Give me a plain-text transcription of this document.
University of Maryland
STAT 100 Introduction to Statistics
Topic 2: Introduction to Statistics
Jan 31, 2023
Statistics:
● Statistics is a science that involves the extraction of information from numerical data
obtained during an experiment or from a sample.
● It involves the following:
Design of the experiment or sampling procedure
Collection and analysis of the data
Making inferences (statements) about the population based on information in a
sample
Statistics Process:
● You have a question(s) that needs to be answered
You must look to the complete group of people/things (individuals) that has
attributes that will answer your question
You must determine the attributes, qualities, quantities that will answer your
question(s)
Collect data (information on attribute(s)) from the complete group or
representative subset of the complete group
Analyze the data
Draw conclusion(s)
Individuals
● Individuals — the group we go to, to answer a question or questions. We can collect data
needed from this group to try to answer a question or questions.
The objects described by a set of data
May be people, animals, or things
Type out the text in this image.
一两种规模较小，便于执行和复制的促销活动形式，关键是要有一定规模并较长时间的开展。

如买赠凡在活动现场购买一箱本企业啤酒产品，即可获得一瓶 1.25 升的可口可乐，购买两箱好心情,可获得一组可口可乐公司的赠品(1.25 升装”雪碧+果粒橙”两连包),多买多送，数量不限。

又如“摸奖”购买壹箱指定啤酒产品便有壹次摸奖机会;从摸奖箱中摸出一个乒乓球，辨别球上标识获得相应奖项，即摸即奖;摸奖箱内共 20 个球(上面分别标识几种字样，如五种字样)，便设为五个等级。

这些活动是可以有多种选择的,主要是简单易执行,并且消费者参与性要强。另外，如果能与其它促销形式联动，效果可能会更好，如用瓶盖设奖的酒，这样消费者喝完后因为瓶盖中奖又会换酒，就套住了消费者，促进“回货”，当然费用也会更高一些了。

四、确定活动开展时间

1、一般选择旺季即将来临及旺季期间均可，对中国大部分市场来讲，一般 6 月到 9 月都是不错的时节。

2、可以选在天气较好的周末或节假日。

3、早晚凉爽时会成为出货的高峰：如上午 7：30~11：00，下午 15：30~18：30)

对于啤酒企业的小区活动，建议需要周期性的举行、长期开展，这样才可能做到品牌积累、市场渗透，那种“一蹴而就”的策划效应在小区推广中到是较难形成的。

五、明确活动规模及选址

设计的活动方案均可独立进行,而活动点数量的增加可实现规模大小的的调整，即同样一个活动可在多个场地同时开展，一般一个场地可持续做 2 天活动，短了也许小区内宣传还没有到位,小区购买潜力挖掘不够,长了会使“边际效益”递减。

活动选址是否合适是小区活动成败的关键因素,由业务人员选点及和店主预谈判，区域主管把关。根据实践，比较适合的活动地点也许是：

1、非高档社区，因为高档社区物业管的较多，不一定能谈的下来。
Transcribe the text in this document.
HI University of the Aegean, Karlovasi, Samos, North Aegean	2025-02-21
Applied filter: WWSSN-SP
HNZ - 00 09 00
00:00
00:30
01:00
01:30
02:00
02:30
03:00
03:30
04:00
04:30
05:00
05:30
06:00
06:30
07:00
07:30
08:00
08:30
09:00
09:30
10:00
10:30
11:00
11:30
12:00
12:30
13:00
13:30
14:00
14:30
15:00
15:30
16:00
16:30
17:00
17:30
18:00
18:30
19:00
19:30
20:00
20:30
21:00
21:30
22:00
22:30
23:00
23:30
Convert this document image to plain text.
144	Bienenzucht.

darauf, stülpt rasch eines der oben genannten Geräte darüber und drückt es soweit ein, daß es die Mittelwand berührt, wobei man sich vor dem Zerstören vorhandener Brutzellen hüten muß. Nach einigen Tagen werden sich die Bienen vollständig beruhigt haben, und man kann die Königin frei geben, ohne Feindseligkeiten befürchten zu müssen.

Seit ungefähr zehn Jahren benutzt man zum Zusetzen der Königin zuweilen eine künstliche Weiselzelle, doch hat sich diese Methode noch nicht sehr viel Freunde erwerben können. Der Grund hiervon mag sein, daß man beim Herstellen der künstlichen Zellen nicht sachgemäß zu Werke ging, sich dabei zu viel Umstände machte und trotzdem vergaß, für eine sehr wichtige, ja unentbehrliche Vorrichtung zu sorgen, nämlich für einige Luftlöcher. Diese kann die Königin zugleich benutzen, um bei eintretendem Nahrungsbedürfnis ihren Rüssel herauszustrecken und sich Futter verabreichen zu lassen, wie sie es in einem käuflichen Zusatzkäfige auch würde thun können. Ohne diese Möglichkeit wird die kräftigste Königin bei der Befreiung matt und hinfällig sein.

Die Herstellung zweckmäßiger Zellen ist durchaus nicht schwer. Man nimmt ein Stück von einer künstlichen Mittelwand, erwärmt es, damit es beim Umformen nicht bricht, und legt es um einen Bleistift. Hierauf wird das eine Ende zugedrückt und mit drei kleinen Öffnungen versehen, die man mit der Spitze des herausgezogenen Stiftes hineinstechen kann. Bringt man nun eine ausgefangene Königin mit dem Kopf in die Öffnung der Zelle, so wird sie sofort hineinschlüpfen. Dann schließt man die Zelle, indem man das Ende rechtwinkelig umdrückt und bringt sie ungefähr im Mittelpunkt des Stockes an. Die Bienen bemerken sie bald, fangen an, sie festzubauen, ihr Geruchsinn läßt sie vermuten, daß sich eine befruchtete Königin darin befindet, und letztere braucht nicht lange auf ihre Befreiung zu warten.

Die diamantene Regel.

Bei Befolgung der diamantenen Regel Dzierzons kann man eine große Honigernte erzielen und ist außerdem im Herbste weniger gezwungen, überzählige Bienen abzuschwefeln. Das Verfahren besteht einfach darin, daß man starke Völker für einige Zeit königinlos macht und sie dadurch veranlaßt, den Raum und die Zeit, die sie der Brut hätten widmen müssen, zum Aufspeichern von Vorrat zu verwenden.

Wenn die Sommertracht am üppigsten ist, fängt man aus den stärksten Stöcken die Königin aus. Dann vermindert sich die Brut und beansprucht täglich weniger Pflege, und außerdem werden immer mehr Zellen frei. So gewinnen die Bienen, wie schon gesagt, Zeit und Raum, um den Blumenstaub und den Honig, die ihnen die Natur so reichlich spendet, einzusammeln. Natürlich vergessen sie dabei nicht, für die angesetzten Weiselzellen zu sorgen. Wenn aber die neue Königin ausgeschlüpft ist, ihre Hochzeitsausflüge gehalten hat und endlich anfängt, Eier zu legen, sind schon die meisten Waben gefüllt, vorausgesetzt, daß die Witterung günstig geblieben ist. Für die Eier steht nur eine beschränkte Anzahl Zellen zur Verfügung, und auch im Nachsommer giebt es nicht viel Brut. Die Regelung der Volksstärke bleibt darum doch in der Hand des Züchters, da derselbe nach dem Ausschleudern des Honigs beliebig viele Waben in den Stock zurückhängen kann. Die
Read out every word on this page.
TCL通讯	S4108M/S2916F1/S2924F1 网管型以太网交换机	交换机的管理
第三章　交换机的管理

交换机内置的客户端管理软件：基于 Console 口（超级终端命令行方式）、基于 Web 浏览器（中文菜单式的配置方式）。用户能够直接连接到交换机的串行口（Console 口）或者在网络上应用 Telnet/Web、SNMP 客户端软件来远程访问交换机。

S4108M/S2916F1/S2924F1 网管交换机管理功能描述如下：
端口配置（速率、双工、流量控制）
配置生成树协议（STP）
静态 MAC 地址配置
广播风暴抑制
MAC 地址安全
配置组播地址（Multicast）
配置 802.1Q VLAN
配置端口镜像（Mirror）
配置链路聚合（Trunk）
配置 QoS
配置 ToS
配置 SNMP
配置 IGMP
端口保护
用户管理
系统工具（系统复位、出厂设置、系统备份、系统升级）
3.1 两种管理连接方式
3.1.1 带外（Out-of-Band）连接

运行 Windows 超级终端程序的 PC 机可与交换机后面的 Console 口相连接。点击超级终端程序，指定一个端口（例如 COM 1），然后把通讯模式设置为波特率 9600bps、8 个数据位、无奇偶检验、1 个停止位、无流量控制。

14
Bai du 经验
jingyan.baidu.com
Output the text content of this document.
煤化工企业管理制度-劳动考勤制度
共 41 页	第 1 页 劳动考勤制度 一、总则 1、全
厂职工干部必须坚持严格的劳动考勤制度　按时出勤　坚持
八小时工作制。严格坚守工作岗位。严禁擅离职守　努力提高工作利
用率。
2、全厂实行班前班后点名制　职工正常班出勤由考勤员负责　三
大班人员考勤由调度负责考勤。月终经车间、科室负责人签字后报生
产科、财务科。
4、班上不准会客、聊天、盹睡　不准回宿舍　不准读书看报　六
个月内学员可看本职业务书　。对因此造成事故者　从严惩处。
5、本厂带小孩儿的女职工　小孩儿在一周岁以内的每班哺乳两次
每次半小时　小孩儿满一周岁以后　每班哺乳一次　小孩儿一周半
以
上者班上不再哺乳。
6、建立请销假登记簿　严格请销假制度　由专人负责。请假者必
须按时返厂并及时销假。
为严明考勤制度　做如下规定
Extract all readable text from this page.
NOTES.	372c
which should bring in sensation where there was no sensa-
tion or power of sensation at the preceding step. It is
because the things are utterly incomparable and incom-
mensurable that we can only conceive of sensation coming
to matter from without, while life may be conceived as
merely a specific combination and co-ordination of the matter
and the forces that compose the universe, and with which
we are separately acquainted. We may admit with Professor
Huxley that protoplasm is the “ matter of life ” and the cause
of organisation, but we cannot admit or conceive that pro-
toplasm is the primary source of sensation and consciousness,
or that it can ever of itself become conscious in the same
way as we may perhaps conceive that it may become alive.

━━━━━━━━━━━━━━━━━━━━━━━━━━━━━━

◆ **Aim**:
Give only the count of lines in the data that include the string "document".

◆ **Reply to the task**:
4